[What the exercise asks]
Show every line in the entries below where the word "Vipindev" appears.

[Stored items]
(begin)

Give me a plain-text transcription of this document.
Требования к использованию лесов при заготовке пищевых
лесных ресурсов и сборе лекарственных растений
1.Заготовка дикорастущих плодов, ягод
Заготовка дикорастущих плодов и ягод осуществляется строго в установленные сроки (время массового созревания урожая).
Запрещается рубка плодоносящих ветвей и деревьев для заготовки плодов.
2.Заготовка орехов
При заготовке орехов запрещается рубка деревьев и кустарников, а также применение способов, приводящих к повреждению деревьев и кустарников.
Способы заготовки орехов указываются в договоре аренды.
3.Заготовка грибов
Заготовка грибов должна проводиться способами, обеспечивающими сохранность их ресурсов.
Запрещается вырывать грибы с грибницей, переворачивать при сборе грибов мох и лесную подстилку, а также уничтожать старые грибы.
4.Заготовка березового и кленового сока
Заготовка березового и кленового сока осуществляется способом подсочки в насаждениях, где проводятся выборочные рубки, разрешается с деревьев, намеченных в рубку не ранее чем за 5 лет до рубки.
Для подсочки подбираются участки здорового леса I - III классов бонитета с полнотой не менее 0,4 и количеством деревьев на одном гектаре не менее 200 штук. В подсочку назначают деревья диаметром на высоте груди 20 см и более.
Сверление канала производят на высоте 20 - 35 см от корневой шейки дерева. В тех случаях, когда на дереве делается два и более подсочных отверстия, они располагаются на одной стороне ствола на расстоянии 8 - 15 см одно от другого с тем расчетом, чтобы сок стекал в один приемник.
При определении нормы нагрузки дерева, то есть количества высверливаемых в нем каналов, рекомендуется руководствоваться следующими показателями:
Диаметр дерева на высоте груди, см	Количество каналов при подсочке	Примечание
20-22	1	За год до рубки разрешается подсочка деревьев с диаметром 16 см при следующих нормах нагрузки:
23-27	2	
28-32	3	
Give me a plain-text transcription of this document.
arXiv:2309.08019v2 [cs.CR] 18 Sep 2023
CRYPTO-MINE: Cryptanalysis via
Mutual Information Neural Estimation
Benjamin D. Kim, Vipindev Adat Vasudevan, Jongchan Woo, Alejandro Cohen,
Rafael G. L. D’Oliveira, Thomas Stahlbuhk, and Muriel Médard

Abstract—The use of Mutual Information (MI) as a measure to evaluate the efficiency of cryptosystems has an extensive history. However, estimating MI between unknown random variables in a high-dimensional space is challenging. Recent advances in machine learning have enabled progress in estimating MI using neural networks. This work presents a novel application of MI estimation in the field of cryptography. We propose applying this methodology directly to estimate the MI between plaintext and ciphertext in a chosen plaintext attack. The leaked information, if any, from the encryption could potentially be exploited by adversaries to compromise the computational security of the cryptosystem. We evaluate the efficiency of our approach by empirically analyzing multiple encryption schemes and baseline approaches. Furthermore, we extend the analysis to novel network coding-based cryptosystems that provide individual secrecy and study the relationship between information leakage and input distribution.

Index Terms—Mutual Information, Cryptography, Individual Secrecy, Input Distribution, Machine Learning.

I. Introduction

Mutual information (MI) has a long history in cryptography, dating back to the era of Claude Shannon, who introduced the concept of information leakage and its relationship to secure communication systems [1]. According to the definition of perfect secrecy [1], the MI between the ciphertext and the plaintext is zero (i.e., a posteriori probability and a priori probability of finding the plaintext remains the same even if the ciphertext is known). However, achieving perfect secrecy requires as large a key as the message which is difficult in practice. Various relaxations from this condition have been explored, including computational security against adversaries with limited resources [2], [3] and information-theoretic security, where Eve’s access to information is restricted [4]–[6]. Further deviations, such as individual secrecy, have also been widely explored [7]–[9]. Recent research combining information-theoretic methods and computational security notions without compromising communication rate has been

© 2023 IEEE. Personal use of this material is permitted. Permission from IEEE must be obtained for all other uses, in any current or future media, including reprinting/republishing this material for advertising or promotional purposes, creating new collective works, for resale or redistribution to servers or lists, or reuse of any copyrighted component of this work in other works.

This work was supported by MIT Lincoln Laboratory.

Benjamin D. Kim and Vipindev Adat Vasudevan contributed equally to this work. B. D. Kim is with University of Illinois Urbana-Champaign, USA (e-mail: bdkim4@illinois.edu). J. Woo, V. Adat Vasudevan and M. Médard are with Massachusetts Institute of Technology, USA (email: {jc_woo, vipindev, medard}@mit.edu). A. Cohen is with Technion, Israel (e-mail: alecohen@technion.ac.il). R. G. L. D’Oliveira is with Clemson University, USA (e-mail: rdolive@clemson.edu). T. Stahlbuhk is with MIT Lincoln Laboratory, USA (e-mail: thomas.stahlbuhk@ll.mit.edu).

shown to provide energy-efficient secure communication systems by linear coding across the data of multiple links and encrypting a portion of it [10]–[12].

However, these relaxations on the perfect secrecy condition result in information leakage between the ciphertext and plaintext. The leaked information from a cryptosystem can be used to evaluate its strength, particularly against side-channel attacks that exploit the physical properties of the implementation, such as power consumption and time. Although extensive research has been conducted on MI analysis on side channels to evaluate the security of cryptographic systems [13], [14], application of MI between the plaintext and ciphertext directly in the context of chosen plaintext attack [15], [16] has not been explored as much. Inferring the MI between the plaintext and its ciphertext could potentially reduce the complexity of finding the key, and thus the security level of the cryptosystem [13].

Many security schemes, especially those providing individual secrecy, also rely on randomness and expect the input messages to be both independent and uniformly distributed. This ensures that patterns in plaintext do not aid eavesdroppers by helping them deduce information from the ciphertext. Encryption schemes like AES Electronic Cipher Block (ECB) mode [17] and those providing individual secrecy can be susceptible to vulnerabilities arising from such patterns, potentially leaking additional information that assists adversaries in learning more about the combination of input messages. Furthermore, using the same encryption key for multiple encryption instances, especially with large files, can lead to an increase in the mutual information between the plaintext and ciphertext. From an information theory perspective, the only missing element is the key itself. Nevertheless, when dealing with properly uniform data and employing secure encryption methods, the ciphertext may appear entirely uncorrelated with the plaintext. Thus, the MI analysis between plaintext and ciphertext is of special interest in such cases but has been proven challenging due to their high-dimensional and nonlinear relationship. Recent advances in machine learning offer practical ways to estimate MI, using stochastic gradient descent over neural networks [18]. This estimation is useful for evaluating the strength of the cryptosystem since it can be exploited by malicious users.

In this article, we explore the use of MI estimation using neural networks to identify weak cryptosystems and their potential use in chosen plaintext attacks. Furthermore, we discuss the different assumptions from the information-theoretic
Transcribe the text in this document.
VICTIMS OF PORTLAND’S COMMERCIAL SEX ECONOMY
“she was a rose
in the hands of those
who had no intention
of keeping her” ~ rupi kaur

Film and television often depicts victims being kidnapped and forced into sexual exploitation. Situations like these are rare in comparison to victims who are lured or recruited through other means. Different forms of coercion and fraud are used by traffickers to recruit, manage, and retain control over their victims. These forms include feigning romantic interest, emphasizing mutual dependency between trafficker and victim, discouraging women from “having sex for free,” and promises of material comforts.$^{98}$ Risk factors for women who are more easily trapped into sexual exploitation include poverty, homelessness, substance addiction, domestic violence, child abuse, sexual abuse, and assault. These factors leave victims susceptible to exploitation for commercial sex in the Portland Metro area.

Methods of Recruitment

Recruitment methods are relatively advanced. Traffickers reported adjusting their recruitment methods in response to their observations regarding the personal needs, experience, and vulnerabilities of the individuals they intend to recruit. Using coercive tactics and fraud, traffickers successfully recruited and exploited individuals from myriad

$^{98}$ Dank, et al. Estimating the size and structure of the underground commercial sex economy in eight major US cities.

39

(end)

[Exercise result]
Benjamin D. Kim, Vipindev Adat Vasudevan, Jongchan Woo, Alejandro Cohen,
Benjamin D. Kim and Vipindev Adat Vasudevan contributed equally to this work. B. D. Kim is with University of Illinois Urbana-Champaign, USA (e-mail: bdkim4@illinois.edu). J. Woo, V. Adat Vasudevan and M. Médard are with Massachusetts Institute of Technology, USA (email: {jc_woo, vipindev, medard}@mit.edu). A. Cohen is with Technion, Israel (e-mail: alecohen@technion.ac.il). R. G. L. D’Oliveira is with Clemson University, USA (e-mail: rdolive@clemson.edu). T. Stahlbuhk is with MIT Lincoln Laboratory, USA (e-mail: thomas.stahlbuhk@ll.mit.edu).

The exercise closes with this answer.